* Start Supplied information *

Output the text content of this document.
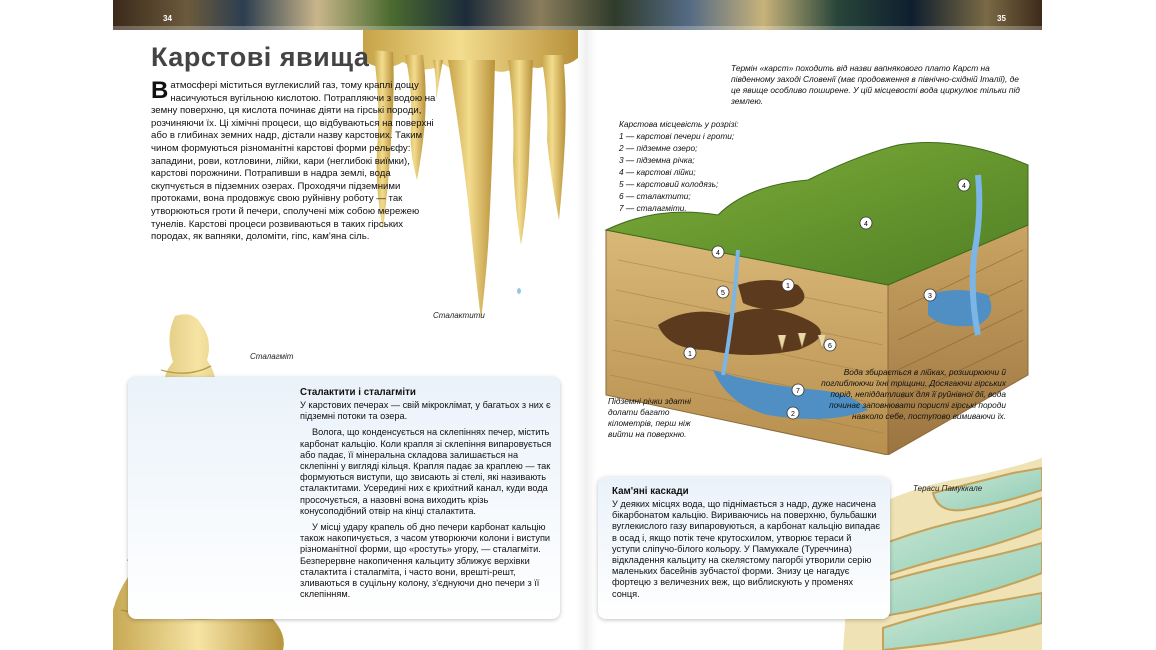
34	35
Сталактити
Сталагміт
Карстові явища
В атмосфері міститься вуглекислий газ, тому краплі дощу насичуються вугільною кислотою. Потрапляючи з водою на земну поверхню, ця кислота починає діяти на гірські породи, розчиняючи їх. Ці хімічні процеси, що відбуваються на поверхні або в глибинах земних надр, дістали назву карстових. Таким чином формуються різноманітні карстові форми рельєфу: западини, рови, котловини, лійки, кари (неглибокі виїмки), карстові порожнини. Потрапивши в надра землі, вода скупчується в підземних озерах. Проходячи підземними протоками, вона продовжує свою руйнівну роботу — так утворюються гроти й печери, сполучені між собою мережею тунелів. Карстові процеси розвиваються в таких гірських породах, як вапняки, доломіти, гіпс, кам'яна сіль.
Сталактити і сталагміти

У карстових печерах — свій мікроклімат, у багатьох з них є підземні потоки та озера.

Волога, що конденсується на склепіннях печер, містить карбонат кальцію. Коли крапля зі склепіння випаровується або падає, її мінеральна складова залишається на склепінні у вигляді кільця. Крапля падає за краплею — так формуються виступи, що звисають зі стелі, які називають сталактитами. Усередині них є крихітний канал, куди вода просочується, а назовні вона виходить крізь конусоподібний отвір на кінці сталактита.

У місці удару крапель об дно печери карбонат кальцію також накопичується, з часом утворюючи колони і виступи різноманітної форми, що «ростуть» угору, — сталагміти. Безперервне накопичення кальциту зближує верхівки сталактита і сталагміта, і часто вони, врешті-решт, зливаються в суцільну колону, з'єднуючи дно печери з її склепінням.

Термін «карст» походить від назви вапнякового плато Карст на південному заході Словенії (має продовження в північно-східній Італії), де це явище особливо поширене. У цій місцевості вода циркулює тільки під землею.
Карстова місцевість у розрізі:
1 — карстові печери і гроти;
2 — підземне озеро;
3 — підземна річка;
4 — карстові лійки;
5 — карстовий колодязь;
6 — сталактити;
7 — сталагміти.
1
1
2
3
4
4
4
5
6
7
Підземні річки здатні долати багато кілометрів, перш ніж вийти на поверхню.
Вода збирається в лійках, розширюючи й поглиблюючи їхні тріщини. Досягаючи гірських порід, непіддатливих для її руйнівної дії, вода починає заповнювати пористі гірські породи навколо себе, поступово вимиваючи їх.
Тераси Памуккале
Кам'яні каскади

У деяких місцях вода, що піднімається з надр, дуже насичена бікарбонатом кальцію. Вириваючись на поверхню, бульбашки вуглекислого газу випаровуються, а карбонат кальцію випадає в осад і, якщо потік тече крутосхилом, утворює тераси й уступи сліпучо-білого кольору. У Памуккале (Туреччина) відкладення кальциту на скелястому пагорбі утворили серію маленьких басейнів зубчастої форми. Знизу це нагадує фортецю з величезних веж, що виблискують у променях сонця.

* End Supplied information *

• The exercise: Count the lines in the material above where the string "виступи" appears, then state only that count.

• Worked solution: 2